> _WHAT IS EXPECTED_:
Under this task are some entries; return every one of them exactly.

> _ENTRIES_:
- - - -
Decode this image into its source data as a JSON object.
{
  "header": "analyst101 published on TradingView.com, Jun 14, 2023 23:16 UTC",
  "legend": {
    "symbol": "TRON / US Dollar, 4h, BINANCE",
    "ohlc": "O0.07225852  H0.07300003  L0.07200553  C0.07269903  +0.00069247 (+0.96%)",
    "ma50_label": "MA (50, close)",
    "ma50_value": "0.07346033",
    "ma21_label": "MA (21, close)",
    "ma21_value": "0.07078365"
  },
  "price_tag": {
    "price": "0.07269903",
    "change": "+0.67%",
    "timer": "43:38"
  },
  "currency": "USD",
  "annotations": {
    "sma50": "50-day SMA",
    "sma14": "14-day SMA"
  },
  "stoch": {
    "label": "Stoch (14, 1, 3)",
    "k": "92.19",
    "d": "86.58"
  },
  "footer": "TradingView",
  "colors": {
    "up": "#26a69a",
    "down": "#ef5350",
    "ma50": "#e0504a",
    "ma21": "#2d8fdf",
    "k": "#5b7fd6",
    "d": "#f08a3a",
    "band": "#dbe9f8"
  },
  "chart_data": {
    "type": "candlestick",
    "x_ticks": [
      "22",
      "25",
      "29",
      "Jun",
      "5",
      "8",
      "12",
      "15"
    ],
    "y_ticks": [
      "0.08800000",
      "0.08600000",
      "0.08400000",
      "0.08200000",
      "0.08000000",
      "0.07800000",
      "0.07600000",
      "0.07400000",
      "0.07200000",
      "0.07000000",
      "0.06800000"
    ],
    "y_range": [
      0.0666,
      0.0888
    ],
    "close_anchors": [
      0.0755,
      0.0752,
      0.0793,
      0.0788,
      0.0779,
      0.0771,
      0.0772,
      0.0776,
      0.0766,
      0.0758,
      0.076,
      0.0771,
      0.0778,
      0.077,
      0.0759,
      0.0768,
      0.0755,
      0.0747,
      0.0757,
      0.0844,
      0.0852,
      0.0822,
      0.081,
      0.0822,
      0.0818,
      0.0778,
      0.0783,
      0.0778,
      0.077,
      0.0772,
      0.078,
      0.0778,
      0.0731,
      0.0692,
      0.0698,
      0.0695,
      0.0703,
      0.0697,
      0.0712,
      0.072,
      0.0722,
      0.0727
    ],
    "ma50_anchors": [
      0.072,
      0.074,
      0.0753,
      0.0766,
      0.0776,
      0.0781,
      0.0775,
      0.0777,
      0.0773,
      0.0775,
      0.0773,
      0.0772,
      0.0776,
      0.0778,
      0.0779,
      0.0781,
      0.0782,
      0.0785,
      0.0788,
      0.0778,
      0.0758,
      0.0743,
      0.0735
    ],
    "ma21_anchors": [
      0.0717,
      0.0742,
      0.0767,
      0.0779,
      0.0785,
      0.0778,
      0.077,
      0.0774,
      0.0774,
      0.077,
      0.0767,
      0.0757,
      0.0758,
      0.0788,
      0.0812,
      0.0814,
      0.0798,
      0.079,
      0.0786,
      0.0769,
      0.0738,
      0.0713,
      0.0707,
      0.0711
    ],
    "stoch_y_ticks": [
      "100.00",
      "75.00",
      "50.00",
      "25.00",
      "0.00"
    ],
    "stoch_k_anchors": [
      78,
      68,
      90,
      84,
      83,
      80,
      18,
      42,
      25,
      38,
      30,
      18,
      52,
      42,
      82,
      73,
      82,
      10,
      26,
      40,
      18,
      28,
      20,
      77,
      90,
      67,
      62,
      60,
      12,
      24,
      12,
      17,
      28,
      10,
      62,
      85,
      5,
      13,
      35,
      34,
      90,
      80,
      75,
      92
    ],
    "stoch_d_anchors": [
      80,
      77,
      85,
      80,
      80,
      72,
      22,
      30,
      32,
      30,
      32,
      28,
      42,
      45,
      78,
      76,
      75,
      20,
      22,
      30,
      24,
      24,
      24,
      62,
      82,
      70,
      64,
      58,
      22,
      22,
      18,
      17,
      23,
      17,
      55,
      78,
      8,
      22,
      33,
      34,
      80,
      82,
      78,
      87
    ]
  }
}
- - - -
> _TASK OUTPUT_:
Decode this image into its source data as a JSON object.
{
  "header": "analyst101 published on TradingView.com, Jun 14, 2023 23:16 UTC",
  "legend": {
    "symbol": "TRON / US Dollar, 4h, BINANCE",
    "ohlc": "O0.07225852  H0.07300003  L0.07200553  C0.07269903  +0.00069247 (+0.96%)",
    "ma50_label": "MA (50, close)",
    "ma50_value": "0.07346033",
    "ma21_label": "MA (21, close)",
    "ma21_value": "0.07078365"
  },
  "price_tag": {
    "price": "0.07269903",
    "change": "+0.67%",
    "timer": "43:38"
  },
  "currency": "USD",
  "annotations": {
    "sma50": "50-day SMA",
    "sma14": "14-day SMA"
  },
  "stoch": {
    "label": "Stoch (14, 1, 3)",
    "k": "92.19",
    "d": "86.58"
  },
  "footer": "TradingView",
  "colors": {
    "up": "#26a69a",
    "down": "#ef5350",
    "ma50": "#e0504a",
    "ma21": "#2d8fdf",
    "k": "#5b7fd6",
    "d": "#f08a3a",
    "band": "#dbe9f8"
  },
  "chart_data": {
    "type": "candlestick",
    "x_ticks": [
      "22",
      "25",
      "29",
      "Jun",
      "5",
      "8",
      "12",
      "15"
    ],
    "y_ticks": [
      "0.08800000",
      "0.08600000",
      "0.08400000",
      "0.08200000",
      "0.08000000",
      "0.07800000",
      "0.07600000",
      "0.07400000",
      "0.07200000",
      "0.07000000",
      "0.06800000"
    ],
    "y_range": [
      0.0666,
      0.0888
    ],
    "close_anchors": [
      0.0755,
      0.0752,
      0.0793,
      0.0788,
      0.0779,
      0.0771,
      0.0772,
      0.0776,
      0.0766,
      0.0758,
      0.076,
      0.0771,
      0.0778,
      0.077,
      0.0759,
      0.0768,
      0.0755,
      0.0747,
      0.0757,
      0.0844,
      0.0852,
      0.0822,
      0.081,
      0.0822,
      0.0818,
      0.0778,
      0.0783,
      0.0778,
      0.077,
      0.0772,
      0.078,
      0.0778,
      0.0731,
      0.0692,
      0.0698,
      0.0695,
      0.0703,
      0.0697,
      0.0712,
      0.072,
      0.0722,
      0.0727
    ],
    "ma50_anchors": [
      0.072,
      0.074,
      0.0753,
      0.0766,
      0.0776,
      0.0781,
      0.0775,
      0.0777,
      0.0773,
      0.0775,
      0.0773,
      0.0772,
      0.0776,
      0.0778,
      0.0779,
      0.0781,
      0.0782,
      0.0785,
      0.0788,
      0.0778,
      0.0758,
      0.0743,
      0.0735
    ],
    "ma21_anchors": [
      0.0717,
      0.0742,
      0.0767,
      0.0779,
      0.0785,
      0.0778,
      0.077,
      0.0774,
      0.0774,
      0.077,
      0.0767,
      0.0757,
      0.0758,
      0.0788,
      0.0812,
      0.0814,
      0.0798,
      0.079,
      0.0786,
      0.0769,
      0.0738,
      0.0713,
      0.0707,
      0.0711
    ],
    "stoch_y_ticks": [
      "100.00",
      "75.00",
      "50.00",
      "25.00",
      "0.00"
    ],
    "stoch_k_anchors": [
      78,
      68,
      90,
      84,
      83,
      80,
      18,
      42,
      25,
      38,
      30,
      18,
      52,
      42,
      82,
      73,
      82,
      10,
      26,
      40,
      18,
      28,
      20,
      77,
      90,
      67,
      62,
      60,
      12,
      24,
      12,
      17,
      28,
      10,
      62,
      85,
      5,
      13,
      35,
      34,
      90,
      80,
      75,
      92
    ],
    "stoch_d_anchors": [
      80,
      77,
      85,
      80,
      80,
      72,
      22,
      30,
      32,
      30,
      32,
      28,
      42,
      45,
      78,
      76,
      75,
      20,
      22,
      30,
      24,
      24,
      24,
      62,
      82,
      70,
      64,
      58,
      22,
      22,
      18,
      17,
      23,
      17,
      55,
      78,
      8,
      22,
      33,
      34,
      80,
      82,
      78,
      87
    ]
  }
}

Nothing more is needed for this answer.